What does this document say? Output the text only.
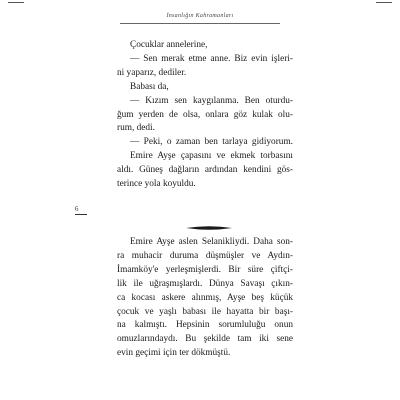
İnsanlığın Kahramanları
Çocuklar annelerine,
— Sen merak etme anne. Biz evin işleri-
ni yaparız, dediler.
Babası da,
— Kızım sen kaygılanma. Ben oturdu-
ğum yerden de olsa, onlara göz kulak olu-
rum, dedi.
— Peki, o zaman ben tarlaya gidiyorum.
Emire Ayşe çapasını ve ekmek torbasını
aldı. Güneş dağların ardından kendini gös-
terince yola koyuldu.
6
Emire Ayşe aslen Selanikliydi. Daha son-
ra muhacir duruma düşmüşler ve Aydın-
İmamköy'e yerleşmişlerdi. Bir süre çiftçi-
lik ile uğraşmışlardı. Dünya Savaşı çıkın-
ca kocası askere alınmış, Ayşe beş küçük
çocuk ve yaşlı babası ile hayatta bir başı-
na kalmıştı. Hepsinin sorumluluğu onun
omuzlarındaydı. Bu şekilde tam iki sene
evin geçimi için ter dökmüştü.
* * *
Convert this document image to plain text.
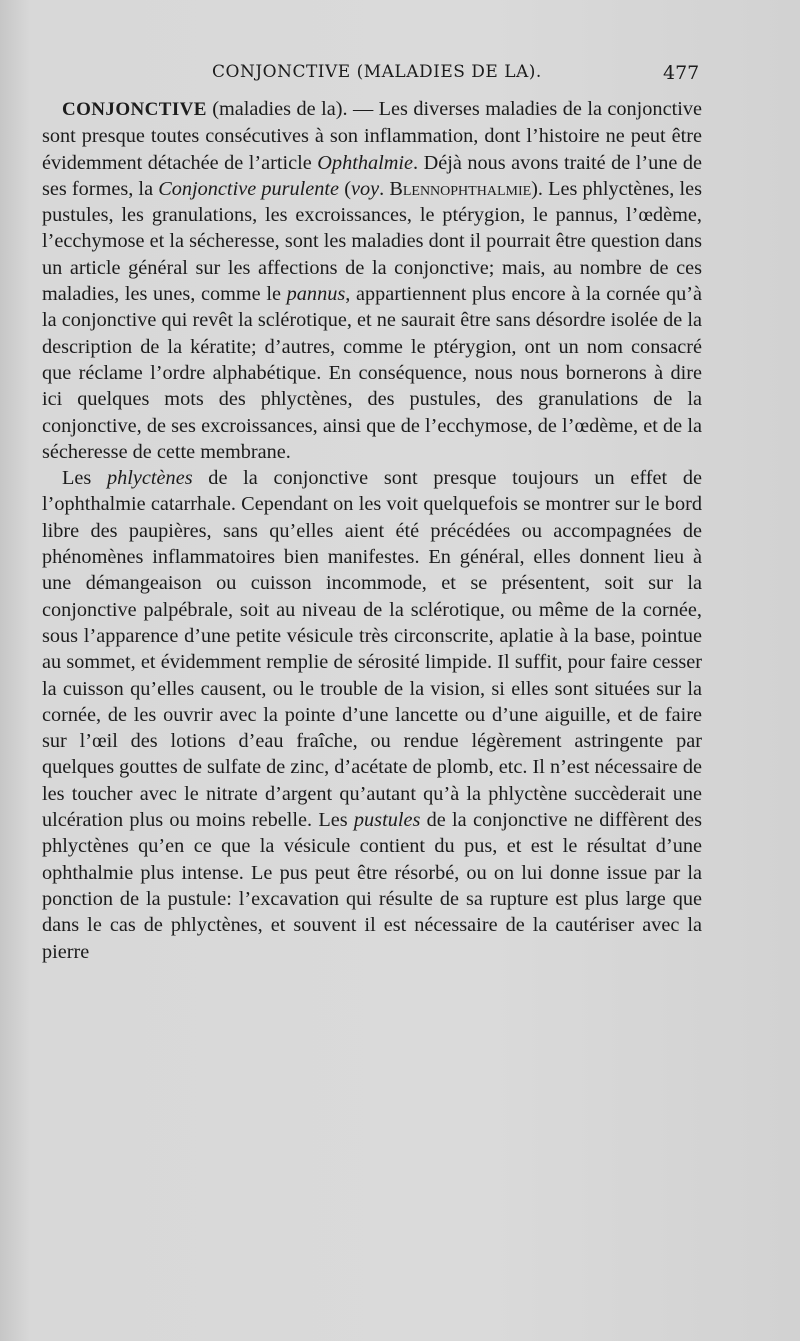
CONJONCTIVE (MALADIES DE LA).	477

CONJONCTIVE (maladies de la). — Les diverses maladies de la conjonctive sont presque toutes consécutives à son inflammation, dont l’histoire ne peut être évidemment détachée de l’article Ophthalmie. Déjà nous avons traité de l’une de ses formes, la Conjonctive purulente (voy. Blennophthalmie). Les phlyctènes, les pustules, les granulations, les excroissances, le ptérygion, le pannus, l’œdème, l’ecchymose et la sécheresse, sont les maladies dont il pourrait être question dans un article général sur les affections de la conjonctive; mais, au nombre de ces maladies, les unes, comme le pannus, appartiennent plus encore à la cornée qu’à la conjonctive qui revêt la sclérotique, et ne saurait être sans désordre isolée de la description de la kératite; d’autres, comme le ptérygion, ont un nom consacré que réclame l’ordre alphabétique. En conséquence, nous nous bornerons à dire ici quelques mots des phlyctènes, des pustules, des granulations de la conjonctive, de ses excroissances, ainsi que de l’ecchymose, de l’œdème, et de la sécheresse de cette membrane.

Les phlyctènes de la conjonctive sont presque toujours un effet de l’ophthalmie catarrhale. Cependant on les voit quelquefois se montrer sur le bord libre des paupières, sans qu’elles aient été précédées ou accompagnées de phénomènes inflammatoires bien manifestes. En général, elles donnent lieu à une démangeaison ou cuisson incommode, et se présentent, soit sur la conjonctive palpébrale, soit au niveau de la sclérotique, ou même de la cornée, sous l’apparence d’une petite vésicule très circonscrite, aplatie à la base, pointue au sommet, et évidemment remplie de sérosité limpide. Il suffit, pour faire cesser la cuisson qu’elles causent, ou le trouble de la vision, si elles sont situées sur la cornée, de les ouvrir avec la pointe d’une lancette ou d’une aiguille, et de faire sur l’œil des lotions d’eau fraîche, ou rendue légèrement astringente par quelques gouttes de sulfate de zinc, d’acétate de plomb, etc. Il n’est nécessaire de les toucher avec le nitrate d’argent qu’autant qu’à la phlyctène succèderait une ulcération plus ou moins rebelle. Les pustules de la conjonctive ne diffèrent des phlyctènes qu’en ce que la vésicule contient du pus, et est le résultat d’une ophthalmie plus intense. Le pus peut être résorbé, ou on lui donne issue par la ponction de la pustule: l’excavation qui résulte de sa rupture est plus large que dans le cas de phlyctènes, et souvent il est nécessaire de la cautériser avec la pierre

(WHAT YOU ARE ASKED TO DO):
Write out each line of the data that holds the string "evin".

(REPLY TO THE TASK):
— Sen merak etme anne. Biz evin işleri-
evin geçimi için ter dökmüştü.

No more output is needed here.